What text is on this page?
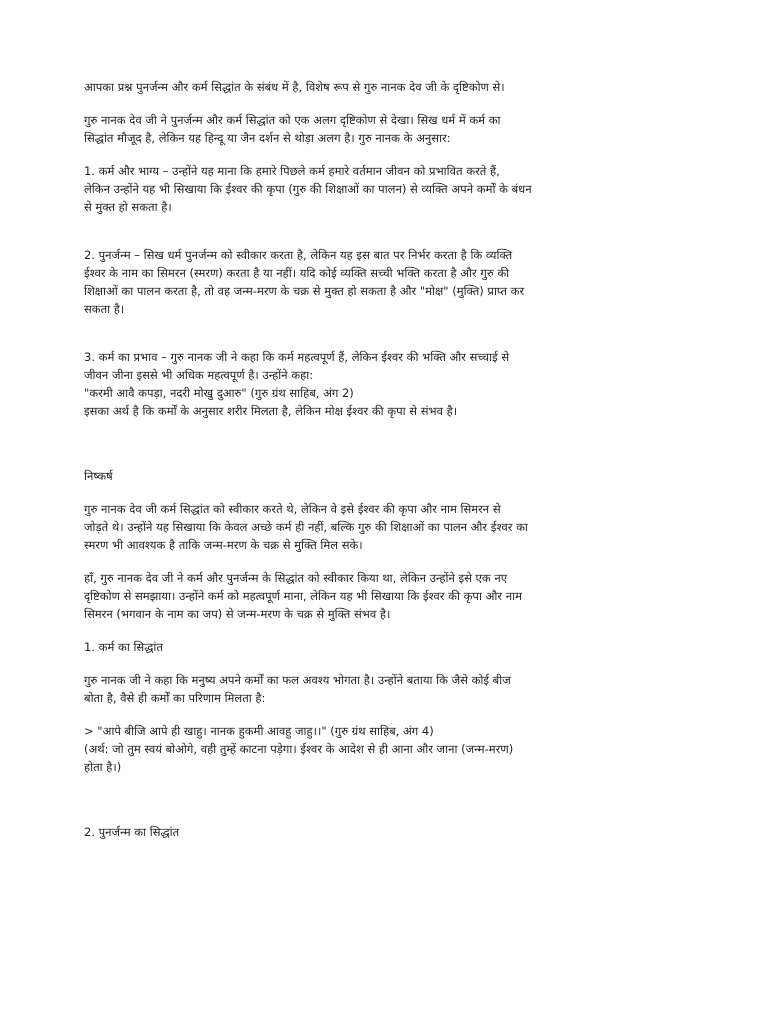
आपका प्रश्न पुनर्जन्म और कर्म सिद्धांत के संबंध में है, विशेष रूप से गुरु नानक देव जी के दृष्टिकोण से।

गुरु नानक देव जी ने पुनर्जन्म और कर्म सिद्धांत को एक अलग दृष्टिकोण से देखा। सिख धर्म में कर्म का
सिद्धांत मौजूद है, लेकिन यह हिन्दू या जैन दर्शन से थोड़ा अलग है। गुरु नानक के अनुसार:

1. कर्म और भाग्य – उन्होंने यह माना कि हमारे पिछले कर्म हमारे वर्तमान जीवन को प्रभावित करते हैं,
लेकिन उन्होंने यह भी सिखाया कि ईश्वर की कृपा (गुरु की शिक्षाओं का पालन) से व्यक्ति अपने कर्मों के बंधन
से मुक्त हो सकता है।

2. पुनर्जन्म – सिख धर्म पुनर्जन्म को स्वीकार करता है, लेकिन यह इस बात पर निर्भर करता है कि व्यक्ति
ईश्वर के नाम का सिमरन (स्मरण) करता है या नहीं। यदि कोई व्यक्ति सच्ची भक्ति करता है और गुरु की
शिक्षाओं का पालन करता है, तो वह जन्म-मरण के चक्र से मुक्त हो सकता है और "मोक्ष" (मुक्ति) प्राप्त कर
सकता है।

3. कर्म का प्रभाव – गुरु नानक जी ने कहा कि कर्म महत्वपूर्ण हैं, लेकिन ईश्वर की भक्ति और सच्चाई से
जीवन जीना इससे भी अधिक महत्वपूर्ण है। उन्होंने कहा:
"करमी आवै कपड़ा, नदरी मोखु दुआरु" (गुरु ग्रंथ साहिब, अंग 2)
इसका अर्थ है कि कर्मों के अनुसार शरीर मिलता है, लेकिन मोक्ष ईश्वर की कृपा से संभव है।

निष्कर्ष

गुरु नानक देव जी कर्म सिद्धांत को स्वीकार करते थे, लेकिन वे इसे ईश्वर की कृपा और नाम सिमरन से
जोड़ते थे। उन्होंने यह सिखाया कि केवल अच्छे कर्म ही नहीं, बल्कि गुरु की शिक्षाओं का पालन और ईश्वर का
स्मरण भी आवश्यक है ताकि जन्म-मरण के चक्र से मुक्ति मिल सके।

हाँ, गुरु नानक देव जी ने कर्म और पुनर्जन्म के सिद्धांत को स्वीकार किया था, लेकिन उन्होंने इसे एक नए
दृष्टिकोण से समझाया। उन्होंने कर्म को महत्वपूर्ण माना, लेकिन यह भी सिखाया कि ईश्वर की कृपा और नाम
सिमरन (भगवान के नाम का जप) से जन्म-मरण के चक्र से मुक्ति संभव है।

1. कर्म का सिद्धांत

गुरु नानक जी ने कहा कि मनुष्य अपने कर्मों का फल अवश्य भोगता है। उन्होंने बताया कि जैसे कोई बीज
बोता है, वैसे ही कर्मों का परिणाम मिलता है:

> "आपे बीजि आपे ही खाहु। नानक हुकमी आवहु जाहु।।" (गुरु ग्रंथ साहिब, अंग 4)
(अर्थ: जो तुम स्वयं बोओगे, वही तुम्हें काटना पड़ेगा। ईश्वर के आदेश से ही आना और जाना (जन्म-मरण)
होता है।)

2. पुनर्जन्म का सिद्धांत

= = =

Task – Return the records exactly. Don't carry the pictures over.

Solution to this problem –
What text is on this page?
आपका प्रश्न पुनर्जन्म और कर्म सिद्धांत के संबंध में है, विशेष रूप से गुरु नानक देव जी के दृष्टिकोण से।

गुरु नानक देव जी ने पुनर्जन्म और कर्म सिद्धांत को एक अलग दृष्टिकोण से देखा। सिख धर्म में कर्म का
सिद्धांत मौजूद है, लेकिन यह हिन्दू या जैन दर्शन से थोड़ा अलग है। गुरु नानक के अनुसार:

1. कर्म और भाग्य – उन्होंने यह माना कि हमारे पिछले कर्म हमारे वर्तमान जीवन को प्रभावित करते हैं,
लेकिन उन्होंने यह भी सिखाया कि ईश्वर की कृपा (गुरु की शिक्षाओं का पालन) से व्यक्ति अपने कर्मों के बंधन
से मुक्त हो सकता है।

2. पुनर्जन्म – सिख धर्म पुनर्जन्म को स्वीकार करता है, लेकिन यह इस बात पर निर्भर करता है कि व्यक्ति
ईश्वर के नाम का सिमरन (स्मरण) करता है या नहीं। यदि कोई व्यक्ति सच्ची भक्ति करता है और गुरु की
शिक्षाओं का पालन करता है, तो वह जन्म-मरण के चक्र से मुक्त हो सकता है और "मोक्ष" (मुक्ति) प्राप्त कर
सकता है।

3. कर्म का प्रभाव – गुरु नानक जी ने कहा कि कर्म महत्वपूर्ण हैं, लेकिन ईश्वर की भक्ति और सच्चाई से
जीवन जीना इससे भी अधिक महत्वपूर्ण है। उन्होंने कहा:
"करमी आवै कपड़ा, नदरी मोखु दुआरु" (गुरु ग्रंथ साहिब, अंग 2)
इसका अर्थ है कि कर्मों के अनुसार शरीर मिलता है, लेकिन मोक्ष ईश्वर की कृपा से संभव है।

निष्कर्ष

गुरु नानक देव जी कर्म सिद्धांत को स्वीकार करते थे, लेकिन वे इसे ईश्वर की कृपा और नाम सिमरन से
जोड़ते थे। उन्होंने यह सिखाया कि केवल अच्छे कर्म ही नहीं, बल्कि गुरु की शिक्षाओं का पालन और ईश्वर का
स्मरण भी आवश्यक है ताकि जन्म-मरण के चक्र से मुक्ति मिल सके।

हाँ, गुरु नानक देव जी ने कर्म और पुनर्जन्म के सिद्धांत को स्वीकार किया था, लेकिन उन्होंने इसे एक नए
दृष्टिकोण से समझाया। उन्होंने कर्म को महत्वपूर्ण माना, लेकिन यह भी सिखाया कि ईश्वर की कृपा और नाम
सिमरन (भगवान के नाम का जप) से जन्म-मरण के चक्र से मुक्ति संभव है।

1. कर्म का सिद्धांत

गुरु नानक जी ने कहा कि मनुष्य अपने कर्मों का फल अवश्य भोगता है। उन्होंने बताया कि जैसे कोई बीज
बोता है, वैसे ही कर्मों का परिणाम मिलता है:

> "आपे बीजि आपे ही खाहु। नानक हुकमी आवहु जाहु।।" (गुरु ग्रंथ साहिब, अंग 4)
(अर्थ: जो तुम स्वयं बोओगे, वही तुम्हें काटना पड़ेगा। ईश्वर के आदेश से ही आना और जाना (जन्म-मरण)
होता है।)

2. पुनर्जन्म का सिद्धांत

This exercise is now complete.